* Set exercise
Write out all entries word for word.

* Records contained in a dataset

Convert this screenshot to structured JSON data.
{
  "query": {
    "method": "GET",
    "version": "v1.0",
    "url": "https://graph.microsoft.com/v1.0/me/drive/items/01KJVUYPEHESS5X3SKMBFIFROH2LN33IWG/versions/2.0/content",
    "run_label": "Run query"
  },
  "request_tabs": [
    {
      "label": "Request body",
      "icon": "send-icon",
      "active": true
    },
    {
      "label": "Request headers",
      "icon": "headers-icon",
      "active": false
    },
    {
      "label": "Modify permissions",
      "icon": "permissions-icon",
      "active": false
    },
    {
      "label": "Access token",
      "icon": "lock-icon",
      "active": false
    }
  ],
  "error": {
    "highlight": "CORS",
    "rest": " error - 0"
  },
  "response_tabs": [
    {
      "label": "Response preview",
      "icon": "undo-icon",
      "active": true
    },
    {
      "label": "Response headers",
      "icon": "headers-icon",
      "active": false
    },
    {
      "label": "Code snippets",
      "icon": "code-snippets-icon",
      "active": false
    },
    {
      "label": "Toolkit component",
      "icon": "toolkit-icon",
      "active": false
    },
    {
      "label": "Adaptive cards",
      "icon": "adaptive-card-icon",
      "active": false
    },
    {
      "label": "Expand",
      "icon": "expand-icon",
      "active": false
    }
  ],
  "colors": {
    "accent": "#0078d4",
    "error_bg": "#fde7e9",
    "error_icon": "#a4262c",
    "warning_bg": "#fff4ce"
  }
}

* Output for this task
Convert this screenshot to structured JSON data.
{
  "query": {
    "method": "GET",
    "version": "v1.0",
    "url": "https://graph.microsoft.com/v1.0/me/drive/items/01KJVUYPEHESS5X3SKMBFIFROH2LN33IWG/versions/2.0/content",
    "run_label": "Run query"
  },
  "request_tabs": [
    {
      "label": "Request body",
      "icon": "send-icon",
      "active": true
    },
    {
      "label": "Request headers",
      "icon": "headers-icon",
      "active": false
    },
    {
      "label": "Modify permissions",
      "icon": "permissions-icon",
      "active": false
    },
    {
      "label": "Access token",
      "icon": "lock-icon",
      "active": false
    }
  ],
  "error": {
    "highlight": "CORS",
    "rest": " error - 0"
  },
  "response_tabs": [
    {
      "label": "Response preview",
      "icon": "undo-icon",
      "active": true
    },
    {
      "label": "Response headers",
      "icon": "headers-icon",
      "active": false
    },
    {
      "label": "Code snippets",
      "icon": "code-snippets-icon",
      "active": false
    },
    {
      "label": "Toolkit component",
      "icon": "toolkit-icon",
      "active": false
    },
    {
      "label": "Adaptive cards",
      "icon": "adaptive-card-icon",
      "active": false
    },
    {
      "label": "Expand",
      "icon": "expand-icon",
      "active": false
    }
  ],
  "colors": {
    "accent": "#0078d4",
    "error_bg": "#fde7e9",
    "error_icon": "#a4262c",
    "warning_bg": "#fff4ce"
  }
}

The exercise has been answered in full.